**页面文本:**
我容许这一分来证明他是我的数学老师。。。
若没有他,我的数学可能就当机了。。。
希望ups我们都可以一起拿4flat...
加油加油!!
-蘑菇-
Friday, July 9, 2010
Thursday, July 8, 2010
越来越没有想写部落格的心情,原因:我有小黄当我的垃圾桶兼出气包。。。
还没开始写部落格前,常常会想: 我要写这个这个。。。
不过,开始了,我又懒惰形容两个星期里所发生的点点滴滴。。。
这星期,我连续两天在班上大哭。。。
第一次:bio老师本来说星期三才给我们小考。。所以,星期二,我只需要专注我的chemistry and maths...那知,星期二的bio tutorial老师换人,突然要给我们小考。。。我们每个都没准备。。。我拿到考卷的当下真想撞墙自尽算了!! 我真的不喜欢自己没尽力,就拿不好成绩。。。
我有种感觉自己这个小考可能会不及格,因为我真的从头到尾有种:“我学过这个哦?”的感觉。。。
所以,就一边考试,一边哭。。。唉~
第二次:bio老师。。。有是那个新老师,她在班上讨论题目,要我们一个一个回答问题。。。结果,问到我时,因为那题目我还没做,我不知道答案,所以,我老实的说我不会,结果。。。老师竟然要我罚站!! 曾几何时我没再听到罚站这词。。。
我真的很彷徨。。。忍不住眼泪就留了下来。。。。
之后,我越站,就哭得越够力。。。
因为我突然觉得班上的人真的很自私。。。carmen除外,因为她也没做,不过,却拼命帮我找答案。。。
不想那些性马的,they have already finished sorting the questions...with answers in front of them, none of them even bother to give me the answer...everyone seems like not knowing or mayb they purposely rejected my S.O.S....
Thinking back how i have treated them for the past 1 month, when they got bad results, i became the teacher, taught them chemistry for 2 hours that very night in library....
When they need help in homework, i let them copied...
Even during topical quiz, cos they got really bad results for the 1st topical quiz, so teacher held another quiz right on the next day...
As teacher was not there, i was appointed to be the leader, to collect all the quiz paper...

**收集资料:**
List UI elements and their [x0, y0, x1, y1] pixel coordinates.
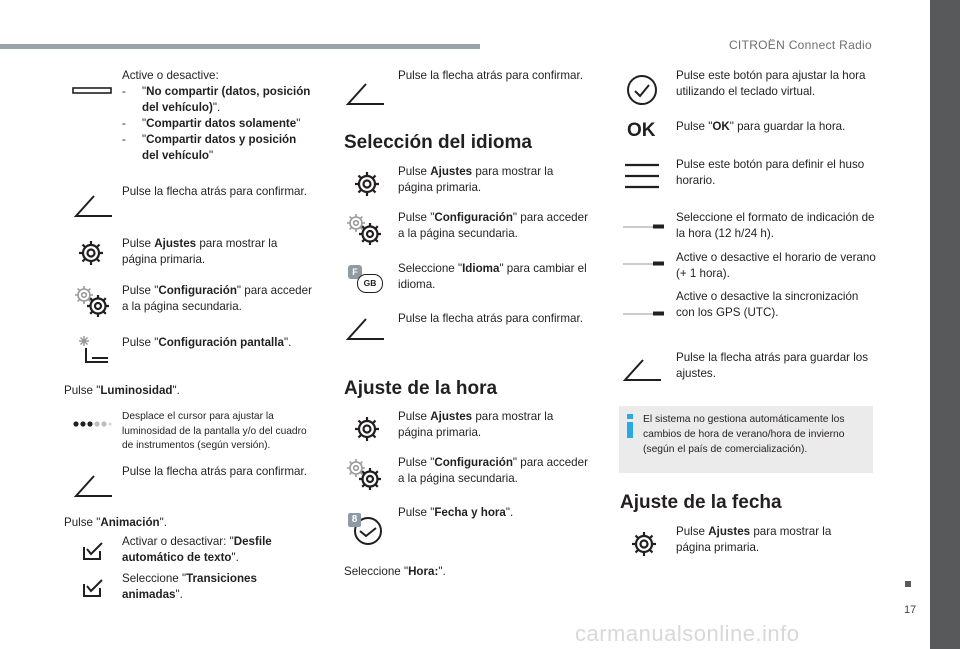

**待完成:**
页面文本里,哪位同学自己也没做题,却拼命帮忙找答案? 请只根据页面文本作答。

**完整输出:**
carmen。